### Instruction
Count every line below that contains "Internet", then state the total with no other output.

[Data listing]

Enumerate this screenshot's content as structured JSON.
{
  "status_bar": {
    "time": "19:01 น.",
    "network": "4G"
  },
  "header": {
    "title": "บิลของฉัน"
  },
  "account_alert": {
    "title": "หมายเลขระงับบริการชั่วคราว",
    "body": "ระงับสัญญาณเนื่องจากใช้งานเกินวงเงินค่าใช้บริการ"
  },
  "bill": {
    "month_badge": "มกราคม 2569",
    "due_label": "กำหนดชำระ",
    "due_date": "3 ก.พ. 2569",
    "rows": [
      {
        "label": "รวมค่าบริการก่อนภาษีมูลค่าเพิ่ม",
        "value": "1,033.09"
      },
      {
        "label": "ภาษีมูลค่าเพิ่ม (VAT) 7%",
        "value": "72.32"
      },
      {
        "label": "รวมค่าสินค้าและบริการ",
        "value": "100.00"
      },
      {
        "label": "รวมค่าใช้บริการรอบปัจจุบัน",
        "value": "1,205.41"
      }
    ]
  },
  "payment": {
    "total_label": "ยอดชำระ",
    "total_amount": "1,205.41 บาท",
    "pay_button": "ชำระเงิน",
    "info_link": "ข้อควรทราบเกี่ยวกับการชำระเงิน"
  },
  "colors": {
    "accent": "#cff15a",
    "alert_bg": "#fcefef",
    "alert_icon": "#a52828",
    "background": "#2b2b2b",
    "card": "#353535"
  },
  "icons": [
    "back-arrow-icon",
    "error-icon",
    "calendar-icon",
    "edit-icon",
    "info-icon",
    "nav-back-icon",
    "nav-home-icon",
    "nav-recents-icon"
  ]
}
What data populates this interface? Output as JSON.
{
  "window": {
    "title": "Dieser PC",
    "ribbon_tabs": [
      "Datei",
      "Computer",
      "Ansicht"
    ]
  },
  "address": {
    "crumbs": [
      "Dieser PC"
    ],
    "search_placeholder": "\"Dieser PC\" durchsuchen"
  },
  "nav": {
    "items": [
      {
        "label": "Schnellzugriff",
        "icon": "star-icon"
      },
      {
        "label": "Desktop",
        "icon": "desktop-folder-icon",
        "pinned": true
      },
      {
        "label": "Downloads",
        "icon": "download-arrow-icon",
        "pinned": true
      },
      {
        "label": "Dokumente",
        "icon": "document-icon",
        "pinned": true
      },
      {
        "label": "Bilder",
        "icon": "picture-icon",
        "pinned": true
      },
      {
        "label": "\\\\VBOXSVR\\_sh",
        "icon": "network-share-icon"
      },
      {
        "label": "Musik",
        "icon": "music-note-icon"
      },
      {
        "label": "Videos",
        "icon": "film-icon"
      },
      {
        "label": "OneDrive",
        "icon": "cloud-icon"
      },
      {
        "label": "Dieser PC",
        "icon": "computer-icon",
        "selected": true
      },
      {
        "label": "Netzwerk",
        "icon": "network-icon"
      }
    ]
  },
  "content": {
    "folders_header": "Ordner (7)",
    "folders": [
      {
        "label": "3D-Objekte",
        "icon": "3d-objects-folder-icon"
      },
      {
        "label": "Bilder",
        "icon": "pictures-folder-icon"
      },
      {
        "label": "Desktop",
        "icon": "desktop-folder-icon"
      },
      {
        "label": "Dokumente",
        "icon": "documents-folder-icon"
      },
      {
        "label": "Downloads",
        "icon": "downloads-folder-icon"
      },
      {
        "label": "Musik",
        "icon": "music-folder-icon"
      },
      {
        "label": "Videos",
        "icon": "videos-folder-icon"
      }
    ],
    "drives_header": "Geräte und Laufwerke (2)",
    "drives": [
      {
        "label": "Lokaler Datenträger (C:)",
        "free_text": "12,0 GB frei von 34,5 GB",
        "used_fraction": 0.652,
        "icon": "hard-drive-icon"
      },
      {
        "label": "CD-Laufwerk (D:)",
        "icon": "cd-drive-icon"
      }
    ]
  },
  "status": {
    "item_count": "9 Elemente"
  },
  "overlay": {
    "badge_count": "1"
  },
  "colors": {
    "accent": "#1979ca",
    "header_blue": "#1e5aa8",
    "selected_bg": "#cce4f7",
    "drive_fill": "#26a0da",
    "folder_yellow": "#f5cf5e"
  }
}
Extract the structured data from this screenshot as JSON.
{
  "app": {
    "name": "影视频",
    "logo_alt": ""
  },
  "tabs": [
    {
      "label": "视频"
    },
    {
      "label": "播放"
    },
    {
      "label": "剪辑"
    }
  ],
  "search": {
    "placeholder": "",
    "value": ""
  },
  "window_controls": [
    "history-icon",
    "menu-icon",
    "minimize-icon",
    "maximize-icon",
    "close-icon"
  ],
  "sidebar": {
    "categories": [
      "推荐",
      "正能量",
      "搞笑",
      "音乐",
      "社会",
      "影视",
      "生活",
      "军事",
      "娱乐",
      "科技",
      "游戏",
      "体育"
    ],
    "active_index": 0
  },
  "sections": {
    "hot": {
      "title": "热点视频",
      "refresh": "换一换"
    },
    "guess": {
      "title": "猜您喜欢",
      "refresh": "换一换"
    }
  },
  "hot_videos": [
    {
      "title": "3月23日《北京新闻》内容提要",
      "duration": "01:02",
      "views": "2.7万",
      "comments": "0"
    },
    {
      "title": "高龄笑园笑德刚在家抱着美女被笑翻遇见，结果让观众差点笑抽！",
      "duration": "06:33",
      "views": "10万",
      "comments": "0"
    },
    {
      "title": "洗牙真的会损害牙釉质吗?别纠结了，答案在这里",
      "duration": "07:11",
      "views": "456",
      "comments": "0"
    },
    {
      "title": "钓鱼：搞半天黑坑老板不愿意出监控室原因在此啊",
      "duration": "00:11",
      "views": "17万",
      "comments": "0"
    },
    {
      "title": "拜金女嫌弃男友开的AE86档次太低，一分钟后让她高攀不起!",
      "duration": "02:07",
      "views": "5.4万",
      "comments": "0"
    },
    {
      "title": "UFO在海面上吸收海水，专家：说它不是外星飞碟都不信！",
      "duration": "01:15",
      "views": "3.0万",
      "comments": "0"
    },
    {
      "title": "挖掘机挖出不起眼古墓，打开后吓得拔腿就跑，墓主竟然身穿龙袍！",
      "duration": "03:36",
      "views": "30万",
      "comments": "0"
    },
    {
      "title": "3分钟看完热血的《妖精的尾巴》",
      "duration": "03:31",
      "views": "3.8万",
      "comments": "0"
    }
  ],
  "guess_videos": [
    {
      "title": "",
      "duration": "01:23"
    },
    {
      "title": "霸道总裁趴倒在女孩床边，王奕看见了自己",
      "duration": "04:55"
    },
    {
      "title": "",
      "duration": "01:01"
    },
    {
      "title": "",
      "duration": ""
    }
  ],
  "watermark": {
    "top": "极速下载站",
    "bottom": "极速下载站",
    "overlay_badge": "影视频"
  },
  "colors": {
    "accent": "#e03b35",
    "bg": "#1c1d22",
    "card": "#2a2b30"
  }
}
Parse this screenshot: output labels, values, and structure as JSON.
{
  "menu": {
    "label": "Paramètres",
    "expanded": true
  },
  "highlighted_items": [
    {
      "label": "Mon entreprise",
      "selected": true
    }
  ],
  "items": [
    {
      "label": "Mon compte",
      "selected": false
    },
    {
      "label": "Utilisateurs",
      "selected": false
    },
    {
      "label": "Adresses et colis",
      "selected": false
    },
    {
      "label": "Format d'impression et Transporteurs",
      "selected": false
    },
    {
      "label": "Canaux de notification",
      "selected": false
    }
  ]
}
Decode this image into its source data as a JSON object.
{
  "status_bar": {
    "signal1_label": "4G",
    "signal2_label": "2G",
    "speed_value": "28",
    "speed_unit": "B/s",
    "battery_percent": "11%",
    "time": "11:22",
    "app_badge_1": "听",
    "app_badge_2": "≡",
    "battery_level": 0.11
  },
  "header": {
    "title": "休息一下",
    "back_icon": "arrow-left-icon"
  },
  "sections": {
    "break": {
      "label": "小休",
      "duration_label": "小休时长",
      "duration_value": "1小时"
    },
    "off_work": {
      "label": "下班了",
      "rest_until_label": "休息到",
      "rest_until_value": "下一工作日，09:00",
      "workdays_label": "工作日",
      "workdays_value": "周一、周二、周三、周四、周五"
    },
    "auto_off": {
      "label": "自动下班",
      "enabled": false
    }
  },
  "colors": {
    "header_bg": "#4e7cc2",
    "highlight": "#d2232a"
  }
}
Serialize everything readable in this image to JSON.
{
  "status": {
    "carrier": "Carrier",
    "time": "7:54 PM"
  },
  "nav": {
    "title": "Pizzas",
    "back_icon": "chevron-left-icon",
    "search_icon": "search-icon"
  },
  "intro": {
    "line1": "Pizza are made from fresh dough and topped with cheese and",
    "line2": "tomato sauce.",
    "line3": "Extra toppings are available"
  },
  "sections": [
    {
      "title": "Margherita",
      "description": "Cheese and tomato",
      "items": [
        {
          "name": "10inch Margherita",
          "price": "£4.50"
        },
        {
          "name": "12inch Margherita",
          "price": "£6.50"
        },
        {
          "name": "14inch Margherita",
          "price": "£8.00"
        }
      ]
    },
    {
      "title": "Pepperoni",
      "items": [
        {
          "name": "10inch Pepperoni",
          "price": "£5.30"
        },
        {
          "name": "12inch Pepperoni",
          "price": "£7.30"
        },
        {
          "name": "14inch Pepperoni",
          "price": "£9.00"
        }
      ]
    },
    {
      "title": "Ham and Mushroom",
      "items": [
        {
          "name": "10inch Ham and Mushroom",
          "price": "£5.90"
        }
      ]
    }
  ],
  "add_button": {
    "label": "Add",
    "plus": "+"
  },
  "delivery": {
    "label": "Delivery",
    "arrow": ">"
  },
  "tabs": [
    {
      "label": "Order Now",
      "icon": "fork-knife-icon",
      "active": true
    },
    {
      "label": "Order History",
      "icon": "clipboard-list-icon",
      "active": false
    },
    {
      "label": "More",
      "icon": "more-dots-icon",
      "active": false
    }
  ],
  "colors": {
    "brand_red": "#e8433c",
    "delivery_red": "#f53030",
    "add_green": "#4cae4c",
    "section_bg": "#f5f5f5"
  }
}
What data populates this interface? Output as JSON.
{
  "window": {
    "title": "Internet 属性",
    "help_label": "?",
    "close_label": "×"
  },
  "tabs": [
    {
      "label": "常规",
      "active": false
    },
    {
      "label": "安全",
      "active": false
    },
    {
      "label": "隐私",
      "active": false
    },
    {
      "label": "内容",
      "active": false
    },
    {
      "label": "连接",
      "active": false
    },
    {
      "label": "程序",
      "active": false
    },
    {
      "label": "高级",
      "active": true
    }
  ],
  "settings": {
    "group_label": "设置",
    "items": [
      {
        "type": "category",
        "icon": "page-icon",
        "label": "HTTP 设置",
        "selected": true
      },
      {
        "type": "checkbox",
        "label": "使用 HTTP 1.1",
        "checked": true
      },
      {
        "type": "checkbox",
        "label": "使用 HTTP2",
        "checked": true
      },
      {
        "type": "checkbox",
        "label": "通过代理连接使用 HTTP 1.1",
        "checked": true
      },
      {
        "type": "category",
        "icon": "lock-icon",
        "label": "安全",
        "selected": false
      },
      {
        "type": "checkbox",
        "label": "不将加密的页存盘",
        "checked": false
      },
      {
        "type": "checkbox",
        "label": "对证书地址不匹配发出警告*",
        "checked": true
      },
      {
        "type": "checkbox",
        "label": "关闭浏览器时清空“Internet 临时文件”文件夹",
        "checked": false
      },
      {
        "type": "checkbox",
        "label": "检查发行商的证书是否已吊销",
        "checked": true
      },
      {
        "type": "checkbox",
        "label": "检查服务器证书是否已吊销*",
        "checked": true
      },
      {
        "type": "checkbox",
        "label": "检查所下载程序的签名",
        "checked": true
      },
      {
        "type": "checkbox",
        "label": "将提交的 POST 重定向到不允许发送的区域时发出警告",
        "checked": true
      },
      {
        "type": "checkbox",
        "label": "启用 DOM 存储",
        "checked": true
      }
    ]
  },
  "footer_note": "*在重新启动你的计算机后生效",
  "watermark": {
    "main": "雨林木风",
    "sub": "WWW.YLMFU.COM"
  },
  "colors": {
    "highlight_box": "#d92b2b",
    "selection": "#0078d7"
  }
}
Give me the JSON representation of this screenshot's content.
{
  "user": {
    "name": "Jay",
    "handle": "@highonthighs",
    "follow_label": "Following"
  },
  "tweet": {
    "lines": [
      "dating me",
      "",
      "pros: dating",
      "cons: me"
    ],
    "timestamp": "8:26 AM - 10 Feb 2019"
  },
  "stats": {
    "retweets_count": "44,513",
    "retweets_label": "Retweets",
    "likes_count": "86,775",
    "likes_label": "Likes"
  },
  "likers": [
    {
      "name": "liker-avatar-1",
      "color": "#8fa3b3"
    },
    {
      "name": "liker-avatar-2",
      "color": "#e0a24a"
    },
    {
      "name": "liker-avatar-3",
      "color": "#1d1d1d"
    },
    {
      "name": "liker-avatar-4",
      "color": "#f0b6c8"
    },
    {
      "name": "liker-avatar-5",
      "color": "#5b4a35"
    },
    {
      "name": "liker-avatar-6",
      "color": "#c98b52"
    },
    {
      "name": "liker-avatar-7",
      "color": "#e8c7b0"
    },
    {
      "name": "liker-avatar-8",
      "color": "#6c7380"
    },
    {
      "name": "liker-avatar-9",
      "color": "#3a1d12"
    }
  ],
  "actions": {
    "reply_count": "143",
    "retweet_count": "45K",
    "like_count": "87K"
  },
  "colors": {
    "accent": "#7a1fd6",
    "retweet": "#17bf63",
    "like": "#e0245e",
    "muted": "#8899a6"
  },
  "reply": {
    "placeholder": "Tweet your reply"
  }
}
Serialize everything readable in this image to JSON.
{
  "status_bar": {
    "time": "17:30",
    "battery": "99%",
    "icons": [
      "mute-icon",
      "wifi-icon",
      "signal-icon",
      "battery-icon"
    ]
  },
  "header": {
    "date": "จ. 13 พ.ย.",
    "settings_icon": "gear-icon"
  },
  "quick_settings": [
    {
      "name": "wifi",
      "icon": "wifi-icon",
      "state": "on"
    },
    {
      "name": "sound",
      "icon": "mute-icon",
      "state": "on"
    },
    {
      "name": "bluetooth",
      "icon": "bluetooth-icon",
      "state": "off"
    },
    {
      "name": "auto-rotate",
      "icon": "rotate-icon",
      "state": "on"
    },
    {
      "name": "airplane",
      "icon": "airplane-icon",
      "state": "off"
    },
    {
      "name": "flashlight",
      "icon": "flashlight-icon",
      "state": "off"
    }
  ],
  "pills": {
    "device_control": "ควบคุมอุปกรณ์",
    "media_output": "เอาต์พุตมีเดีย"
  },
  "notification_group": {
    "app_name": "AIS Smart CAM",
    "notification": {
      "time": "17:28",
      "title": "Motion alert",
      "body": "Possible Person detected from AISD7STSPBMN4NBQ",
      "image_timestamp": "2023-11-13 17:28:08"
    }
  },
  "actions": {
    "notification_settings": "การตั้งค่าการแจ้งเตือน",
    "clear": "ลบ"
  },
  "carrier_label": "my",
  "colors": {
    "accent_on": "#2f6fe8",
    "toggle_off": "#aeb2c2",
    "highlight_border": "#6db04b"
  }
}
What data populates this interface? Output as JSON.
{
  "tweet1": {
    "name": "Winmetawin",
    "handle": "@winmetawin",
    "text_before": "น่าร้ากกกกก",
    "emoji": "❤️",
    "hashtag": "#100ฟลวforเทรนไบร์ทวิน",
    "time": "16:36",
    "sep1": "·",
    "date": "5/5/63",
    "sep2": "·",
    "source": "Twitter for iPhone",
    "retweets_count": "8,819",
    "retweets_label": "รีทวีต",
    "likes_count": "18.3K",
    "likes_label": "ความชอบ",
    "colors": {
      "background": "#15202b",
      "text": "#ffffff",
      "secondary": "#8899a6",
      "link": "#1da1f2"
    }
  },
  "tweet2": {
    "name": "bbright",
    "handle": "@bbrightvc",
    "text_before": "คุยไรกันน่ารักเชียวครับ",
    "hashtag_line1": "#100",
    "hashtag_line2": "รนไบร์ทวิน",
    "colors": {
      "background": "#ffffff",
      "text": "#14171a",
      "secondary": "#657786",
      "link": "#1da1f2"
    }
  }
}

### Output of the exercise
2